> [Your task]:
Look through the lines below and extract any with the word "spectrum".

> [Data supplied]:
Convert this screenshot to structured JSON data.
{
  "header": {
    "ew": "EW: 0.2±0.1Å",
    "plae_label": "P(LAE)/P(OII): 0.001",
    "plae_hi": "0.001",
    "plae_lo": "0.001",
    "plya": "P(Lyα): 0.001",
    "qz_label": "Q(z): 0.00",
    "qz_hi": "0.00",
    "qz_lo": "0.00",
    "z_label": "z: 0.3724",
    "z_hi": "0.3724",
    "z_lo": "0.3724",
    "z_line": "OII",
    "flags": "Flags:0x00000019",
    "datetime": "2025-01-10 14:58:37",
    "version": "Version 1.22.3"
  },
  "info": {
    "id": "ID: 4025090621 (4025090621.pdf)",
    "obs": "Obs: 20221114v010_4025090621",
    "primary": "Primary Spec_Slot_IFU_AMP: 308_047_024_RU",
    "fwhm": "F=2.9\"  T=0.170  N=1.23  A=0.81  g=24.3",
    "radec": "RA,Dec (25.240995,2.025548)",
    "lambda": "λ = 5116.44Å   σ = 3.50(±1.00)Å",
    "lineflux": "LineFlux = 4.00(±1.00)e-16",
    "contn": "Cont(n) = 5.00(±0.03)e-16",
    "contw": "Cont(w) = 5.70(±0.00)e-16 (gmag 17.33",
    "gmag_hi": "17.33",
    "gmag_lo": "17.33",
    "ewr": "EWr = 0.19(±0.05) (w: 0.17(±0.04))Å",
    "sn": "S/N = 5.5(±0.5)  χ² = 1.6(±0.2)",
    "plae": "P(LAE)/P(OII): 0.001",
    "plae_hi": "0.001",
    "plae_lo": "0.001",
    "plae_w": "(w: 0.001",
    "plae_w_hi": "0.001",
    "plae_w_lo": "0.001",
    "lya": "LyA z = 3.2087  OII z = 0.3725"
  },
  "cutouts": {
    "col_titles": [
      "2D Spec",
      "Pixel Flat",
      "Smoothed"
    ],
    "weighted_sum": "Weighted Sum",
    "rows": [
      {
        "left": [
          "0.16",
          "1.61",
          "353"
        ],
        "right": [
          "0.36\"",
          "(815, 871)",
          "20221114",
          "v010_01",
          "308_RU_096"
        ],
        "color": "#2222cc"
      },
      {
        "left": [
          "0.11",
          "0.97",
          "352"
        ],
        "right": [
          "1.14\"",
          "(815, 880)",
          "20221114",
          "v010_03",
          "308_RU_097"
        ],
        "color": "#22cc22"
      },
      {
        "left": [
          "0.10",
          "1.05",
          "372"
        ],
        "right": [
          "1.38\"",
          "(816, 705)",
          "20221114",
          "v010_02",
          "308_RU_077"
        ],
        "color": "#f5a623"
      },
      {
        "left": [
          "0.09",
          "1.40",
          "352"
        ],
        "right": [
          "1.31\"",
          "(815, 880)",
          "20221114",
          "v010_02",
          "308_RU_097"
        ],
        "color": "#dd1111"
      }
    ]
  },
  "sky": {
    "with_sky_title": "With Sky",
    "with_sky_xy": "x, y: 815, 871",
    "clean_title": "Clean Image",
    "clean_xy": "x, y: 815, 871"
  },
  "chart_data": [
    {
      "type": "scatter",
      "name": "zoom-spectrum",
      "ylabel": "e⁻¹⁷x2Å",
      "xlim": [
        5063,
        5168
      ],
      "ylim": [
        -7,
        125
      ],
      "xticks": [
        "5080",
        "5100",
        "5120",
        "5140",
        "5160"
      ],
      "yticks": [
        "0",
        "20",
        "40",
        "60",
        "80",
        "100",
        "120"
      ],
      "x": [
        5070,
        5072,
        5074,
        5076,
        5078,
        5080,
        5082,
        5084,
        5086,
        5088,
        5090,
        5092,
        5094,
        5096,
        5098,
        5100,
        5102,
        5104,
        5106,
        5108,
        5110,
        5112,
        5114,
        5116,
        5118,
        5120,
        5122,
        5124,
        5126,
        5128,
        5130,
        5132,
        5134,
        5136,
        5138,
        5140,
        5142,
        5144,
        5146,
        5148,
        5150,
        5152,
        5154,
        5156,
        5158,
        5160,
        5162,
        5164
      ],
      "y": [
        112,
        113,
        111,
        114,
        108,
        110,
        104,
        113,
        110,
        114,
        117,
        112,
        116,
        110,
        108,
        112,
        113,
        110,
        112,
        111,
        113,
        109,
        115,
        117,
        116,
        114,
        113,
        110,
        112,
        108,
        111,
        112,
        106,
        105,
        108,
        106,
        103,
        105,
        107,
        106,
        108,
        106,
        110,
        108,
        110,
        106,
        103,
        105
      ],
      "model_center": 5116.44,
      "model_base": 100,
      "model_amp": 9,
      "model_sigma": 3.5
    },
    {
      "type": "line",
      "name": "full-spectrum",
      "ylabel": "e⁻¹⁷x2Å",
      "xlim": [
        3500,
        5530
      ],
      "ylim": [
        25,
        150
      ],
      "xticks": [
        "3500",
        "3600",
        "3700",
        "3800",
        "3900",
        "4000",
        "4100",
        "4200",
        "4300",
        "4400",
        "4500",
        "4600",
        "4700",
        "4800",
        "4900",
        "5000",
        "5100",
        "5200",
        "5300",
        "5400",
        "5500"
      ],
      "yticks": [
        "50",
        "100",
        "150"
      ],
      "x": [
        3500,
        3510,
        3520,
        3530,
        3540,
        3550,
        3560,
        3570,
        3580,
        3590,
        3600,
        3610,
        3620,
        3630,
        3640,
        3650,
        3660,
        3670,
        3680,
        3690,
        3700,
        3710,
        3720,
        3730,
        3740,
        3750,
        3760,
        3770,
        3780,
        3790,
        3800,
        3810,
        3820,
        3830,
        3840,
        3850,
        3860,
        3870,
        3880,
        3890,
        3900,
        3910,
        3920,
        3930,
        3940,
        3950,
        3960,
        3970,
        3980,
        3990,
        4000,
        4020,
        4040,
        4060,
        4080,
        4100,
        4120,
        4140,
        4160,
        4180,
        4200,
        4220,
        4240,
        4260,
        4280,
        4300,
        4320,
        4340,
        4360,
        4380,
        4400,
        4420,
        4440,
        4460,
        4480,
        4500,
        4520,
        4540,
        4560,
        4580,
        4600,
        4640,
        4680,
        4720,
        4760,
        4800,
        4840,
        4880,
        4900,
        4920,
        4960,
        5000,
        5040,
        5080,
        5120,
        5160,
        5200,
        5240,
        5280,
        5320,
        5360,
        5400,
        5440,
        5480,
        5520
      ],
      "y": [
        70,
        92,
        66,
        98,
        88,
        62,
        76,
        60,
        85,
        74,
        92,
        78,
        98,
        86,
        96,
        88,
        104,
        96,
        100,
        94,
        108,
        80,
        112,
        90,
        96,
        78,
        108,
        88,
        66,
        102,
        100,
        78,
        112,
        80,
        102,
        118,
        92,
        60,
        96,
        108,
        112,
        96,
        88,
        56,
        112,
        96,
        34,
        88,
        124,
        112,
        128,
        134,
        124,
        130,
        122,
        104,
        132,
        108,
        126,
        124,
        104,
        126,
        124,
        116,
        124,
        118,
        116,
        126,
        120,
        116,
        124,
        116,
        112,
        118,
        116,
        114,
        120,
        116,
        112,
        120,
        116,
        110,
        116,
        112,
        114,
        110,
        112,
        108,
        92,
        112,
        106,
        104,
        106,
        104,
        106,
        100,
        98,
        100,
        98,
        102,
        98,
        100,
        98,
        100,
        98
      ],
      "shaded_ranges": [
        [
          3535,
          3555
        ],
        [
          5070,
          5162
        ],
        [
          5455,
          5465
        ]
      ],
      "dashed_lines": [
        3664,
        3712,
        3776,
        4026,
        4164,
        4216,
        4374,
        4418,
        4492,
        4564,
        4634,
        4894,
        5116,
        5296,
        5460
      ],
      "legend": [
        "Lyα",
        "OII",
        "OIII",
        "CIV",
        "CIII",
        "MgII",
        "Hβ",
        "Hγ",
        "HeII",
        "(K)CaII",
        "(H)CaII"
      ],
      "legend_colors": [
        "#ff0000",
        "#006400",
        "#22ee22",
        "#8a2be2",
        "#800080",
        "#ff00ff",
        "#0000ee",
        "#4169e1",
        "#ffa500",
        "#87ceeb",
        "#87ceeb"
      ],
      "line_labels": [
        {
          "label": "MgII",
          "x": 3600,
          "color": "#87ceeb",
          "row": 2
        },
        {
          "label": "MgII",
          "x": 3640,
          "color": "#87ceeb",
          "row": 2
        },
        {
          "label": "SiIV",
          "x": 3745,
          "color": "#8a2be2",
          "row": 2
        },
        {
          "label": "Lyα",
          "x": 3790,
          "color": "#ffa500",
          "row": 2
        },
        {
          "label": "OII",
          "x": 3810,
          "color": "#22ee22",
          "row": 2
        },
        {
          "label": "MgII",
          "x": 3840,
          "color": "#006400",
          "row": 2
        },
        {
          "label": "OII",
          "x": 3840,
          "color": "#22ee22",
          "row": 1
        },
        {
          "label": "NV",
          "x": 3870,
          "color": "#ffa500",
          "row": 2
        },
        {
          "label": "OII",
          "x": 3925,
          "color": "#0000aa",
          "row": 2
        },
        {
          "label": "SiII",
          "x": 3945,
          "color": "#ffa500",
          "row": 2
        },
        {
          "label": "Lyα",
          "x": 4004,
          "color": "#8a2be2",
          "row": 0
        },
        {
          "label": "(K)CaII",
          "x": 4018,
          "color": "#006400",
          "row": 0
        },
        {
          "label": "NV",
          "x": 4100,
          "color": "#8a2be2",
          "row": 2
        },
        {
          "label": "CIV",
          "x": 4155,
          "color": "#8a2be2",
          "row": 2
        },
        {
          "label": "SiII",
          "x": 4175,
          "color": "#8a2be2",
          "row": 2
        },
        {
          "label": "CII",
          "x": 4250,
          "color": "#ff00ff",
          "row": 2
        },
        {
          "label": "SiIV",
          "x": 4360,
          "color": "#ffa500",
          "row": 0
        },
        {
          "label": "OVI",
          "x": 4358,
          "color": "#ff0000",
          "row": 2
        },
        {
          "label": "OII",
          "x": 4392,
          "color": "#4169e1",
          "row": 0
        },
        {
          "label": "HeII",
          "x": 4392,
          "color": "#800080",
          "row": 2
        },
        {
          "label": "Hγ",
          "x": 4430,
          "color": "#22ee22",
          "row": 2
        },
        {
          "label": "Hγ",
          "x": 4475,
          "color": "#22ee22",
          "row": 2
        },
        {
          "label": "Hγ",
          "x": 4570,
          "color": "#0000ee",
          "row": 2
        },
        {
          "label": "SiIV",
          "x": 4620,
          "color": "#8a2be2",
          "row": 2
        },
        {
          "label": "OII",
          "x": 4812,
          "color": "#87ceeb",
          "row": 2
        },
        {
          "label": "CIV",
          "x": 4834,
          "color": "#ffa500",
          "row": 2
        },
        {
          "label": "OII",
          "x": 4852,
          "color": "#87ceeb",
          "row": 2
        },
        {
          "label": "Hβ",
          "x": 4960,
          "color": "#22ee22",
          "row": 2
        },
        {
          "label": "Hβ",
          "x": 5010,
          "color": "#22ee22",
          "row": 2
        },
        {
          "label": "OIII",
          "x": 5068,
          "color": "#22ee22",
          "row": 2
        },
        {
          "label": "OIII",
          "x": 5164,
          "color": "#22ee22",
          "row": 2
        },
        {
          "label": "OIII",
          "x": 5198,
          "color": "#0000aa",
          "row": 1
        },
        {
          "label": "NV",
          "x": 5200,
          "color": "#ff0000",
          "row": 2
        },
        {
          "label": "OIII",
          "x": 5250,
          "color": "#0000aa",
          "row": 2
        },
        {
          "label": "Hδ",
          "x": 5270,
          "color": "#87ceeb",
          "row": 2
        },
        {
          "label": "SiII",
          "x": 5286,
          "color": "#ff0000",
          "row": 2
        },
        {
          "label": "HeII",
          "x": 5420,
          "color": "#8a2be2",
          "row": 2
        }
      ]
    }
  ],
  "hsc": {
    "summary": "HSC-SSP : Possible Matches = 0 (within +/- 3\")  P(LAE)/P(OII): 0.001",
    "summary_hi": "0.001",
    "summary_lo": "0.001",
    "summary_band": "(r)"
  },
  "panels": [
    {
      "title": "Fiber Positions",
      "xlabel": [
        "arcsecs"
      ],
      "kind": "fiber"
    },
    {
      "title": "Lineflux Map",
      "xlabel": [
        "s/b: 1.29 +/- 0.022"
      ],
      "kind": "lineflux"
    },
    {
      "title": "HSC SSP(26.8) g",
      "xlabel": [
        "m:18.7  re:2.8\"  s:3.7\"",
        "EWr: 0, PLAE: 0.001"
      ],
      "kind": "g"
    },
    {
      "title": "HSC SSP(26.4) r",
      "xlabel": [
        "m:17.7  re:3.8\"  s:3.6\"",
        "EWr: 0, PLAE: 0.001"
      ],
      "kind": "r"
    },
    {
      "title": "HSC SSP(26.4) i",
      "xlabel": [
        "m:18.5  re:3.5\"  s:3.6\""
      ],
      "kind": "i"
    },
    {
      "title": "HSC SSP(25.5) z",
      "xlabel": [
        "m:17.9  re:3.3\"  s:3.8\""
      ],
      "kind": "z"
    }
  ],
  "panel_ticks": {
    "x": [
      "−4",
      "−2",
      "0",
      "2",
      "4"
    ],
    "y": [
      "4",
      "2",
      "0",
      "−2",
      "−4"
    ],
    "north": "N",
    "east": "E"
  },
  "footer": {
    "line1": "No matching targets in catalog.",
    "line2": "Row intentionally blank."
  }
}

> [Output for this exercise]:
      "name": "zoom-spectrum",
      "name": "full-spectrum",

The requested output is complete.